▶ **Task objective**
Copy each line of the records below that mentions the word "Parvovirinae".

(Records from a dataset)
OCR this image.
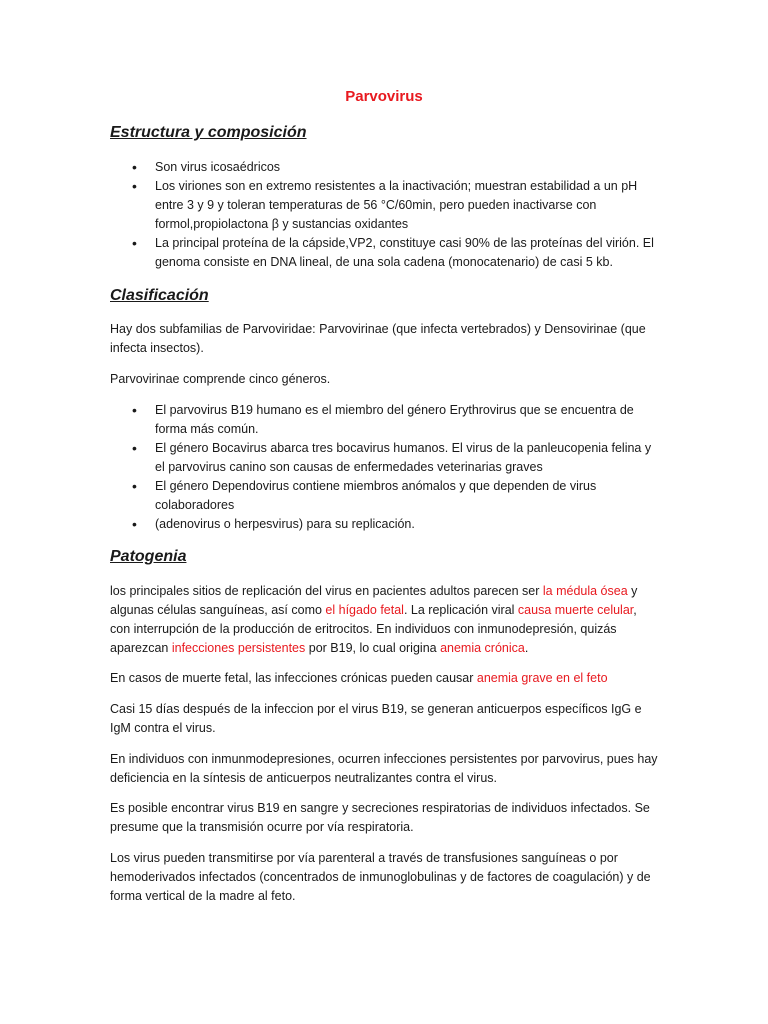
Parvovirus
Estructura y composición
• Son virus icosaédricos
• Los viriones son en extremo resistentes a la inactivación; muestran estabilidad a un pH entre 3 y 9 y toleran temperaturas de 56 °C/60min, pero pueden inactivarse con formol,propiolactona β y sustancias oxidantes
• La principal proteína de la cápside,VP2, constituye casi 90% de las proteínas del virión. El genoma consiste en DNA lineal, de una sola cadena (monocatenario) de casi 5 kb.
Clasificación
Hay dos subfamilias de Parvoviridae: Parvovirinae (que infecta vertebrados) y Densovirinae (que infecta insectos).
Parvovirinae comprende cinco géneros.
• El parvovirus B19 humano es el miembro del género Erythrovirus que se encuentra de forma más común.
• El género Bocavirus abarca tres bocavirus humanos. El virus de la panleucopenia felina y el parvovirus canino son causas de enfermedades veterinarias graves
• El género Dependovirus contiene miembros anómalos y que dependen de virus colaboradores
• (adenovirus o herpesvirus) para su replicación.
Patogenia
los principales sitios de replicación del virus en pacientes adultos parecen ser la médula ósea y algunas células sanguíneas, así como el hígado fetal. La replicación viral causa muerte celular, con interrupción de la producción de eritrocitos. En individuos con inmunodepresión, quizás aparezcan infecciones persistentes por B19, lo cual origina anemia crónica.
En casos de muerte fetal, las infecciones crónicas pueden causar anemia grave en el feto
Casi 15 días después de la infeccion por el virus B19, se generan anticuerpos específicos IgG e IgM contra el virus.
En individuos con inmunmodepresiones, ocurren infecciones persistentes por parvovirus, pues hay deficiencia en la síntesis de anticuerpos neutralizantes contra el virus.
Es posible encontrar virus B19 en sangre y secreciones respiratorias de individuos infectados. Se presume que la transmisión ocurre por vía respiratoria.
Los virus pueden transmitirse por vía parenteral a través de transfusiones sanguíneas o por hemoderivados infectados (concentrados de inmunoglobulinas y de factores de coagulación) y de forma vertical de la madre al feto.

▶ **Task solution**
Hay dos subfamilias de Parvoviridae: Parvovirinae (que infecta vertebrados) y Densovirinae (que infecta insectos).
Parvovirinae comprende cinco géneros.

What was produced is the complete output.